> _Aim of the exercise_: Decide whether each statement agrees with the excerpt on capsaicin and jejunal transport, answering yes or no and quoting the deciding words: (a) The capsaicin concentrations used corresponded to 16–160 μM. (b) Capsaicin was shown to change electrolyte and water absorption in the human jejunum. (c) Pain developed during the control periods before and after the capsaicin infusions.

The aim of the current study was to examine fluid and electrolyte transport after afferent neurons in the jejunum of healthy volunteers had been stimulated by topically applied capsaicin. With an in vivo infusion technique that has been validated for the assessment of absorption and secretion in humans in vivo,15-18 we failed to show any changes in electrolyte and water absorption by capsaicin. Thus in our model we were not able to extend the observations made in experimental animals to the human jejunum. It follows that, unlike in the guinea pig7 and rat9 ,10 gut, capsaicin sensitive nerves in the human intestine19 do not contribute to the physiological regulation of net absorption and secretion.

Although theoretically possible, we do not think that effects of capsaicin on mucosal function were missed as a consequence of the study design. Two points argue against the hypothetical possibility that the concentrations of capsaicin used in our study were too low to have an effect in human jejunum. Firstly, the capsaicin concentrations used in our study (5–50 μg/ml = 16–160 μM) were within the range of concentrations (10–160 μM) that caused sensory nerve mediated vasodilation in the rat stomach.19 Secondly, the concentration of 50 μg/ml capsaicin, and, in two volunteers, 10 μg/ml, caused a painful crampy sensation in the abdomen. Owing to the pain that 50 μg/ml capsaicin caused in one volunteer, further study of this and higher concentrations of the drug was not possible. It can be excluded that the pain was due to the volume effect of the infusion or intestinal distension by the occluding balloon since pain did not develop during the control periods preceding and following the capsaicin infusions.

Document layout detection data

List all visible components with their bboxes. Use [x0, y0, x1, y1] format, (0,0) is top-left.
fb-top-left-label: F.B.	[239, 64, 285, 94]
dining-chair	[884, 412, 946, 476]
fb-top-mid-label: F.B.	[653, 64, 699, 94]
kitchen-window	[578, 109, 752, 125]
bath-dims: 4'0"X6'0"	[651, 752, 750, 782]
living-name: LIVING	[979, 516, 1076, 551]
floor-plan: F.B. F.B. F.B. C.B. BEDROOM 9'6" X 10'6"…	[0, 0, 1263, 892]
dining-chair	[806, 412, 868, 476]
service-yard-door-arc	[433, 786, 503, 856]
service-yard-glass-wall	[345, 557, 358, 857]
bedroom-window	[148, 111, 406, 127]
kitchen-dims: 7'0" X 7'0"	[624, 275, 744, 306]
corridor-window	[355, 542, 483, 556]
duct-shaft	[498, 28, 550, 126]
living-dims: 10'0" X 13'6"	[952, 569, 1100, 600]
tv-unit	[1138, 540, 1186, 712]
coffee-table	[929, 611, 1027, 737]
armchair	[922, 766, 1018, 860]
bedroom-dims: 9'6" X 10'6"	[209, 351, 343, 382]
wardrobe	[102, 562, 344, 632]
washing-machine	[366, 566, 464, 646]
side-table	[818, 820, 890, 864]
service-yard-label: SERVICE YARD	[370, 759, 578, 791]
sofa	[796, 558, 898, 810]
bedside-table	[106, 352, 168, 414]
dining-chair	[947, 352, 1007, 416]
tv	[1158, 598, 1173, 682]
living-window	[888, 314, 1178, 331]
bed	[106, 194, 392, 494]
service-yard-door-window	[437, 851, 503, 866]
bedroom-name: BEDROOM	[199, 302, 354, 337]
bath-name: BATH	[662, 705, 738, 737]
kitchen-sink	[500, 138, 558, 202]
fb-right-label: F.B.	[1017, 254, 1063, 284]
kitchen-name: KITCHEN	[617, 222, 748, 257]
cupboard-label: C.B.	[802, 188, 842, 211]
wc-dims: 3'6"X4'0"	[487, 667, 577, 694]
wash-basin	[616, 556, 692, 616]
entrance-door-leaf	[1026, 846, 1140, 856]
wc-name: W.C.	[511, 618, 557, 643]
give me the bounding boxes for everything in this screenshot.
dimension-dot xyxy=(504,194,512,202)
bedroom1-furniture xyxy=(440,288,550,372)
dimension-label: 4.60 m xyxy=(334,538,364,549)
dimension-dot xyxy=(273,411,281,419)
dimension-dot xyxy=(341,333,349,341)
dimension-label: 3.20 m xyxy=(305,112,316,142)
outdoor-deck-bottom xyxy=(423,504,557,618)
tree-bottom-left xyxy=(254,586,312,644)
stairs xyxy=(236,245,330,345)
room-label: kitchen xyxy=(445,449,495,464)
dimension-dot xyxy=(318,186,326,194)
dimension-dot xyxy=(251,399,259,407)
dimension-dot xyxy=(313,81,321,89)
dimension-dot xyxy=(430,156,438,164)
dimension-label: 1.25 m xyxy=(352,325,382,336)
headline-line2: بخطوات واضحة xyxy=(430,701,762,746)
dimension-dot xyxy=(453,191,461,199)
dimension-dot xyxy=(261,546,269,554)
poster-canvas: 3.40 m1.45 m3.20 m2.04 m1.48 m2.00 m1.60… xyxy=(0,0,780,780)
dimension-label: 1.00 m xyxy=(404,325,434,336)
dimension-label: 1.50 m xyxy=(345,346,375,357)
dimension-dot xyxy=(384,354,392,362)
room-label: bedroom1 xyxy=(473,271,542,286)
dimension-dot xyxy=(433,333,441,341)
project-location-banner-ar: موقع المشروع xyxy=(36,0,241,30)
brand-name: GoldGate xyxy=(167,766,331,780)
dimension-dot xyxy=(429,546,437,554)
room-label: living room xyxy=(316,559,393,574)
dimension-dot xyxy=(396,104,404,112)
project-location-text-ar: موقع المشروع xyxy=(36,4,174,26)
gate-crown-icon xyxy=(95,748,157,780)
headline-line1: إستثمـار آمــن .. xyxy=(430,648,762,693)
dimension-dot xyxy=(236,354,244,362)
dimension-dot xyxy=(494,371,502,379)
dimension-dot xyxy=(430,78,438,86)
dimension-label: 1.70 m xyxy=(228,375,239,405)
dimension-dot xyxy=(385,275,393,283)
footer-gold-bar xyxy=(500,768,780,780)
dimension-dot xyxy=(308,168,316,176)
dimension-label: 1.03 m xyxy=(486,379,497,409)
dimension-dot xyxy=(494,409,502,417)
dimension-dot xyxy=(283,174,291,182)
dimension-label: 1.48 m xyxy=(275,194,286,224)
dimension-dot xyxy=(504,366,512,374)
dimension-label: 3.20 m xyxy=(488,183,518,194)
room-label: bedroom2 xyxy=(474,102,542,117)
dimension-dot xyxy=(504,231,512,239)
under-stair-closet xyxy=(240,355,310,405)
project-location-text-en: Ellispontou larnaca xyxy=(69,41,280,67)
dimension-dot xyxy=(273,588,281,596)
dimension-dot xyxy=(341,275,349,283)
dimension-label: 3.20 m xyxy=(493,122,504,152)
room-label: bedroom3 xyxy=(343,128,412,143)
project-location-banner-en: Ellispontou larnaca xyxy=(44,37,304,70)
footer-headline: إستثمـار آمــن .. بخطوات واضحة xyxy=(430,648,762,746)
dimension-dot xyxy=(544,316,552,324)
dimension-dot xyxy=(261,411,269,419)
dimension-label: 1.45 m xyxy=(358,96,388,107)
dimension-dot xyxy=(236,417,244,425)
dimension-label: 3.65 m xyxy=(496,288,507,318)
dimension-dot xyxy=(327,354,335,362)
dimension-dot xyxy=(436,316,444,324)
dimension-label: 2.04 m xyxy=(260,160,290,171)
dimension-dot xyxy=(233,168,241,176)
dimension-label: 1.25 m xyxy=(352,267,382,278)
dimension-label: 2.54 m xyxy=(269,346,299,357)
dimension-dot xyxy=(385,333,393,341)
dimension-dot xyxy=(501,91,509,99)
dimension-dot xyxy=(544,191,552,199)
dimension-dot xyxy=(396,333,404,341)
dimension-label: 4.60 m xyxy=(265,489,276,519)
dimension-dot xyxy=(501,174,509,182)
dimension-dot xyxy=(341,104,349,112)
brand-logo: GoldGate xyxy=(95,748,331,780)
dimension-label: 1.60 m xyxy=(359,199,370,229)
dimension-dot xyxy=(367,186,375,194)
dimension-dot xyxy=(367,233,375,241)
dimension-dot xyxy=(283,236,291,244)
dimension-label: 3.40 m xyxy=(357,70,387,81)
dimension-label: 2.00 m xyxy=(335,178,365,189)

> _Result of this exercise_:
(a) Yes: "5–50 μg/ml = 16–160 μM"
(b) No: "we failed to show any changes in electrolyte and water absorption by capsaicin"
(c) No: "pain did not develop during the control periods preceding and following the capsaicin infusions"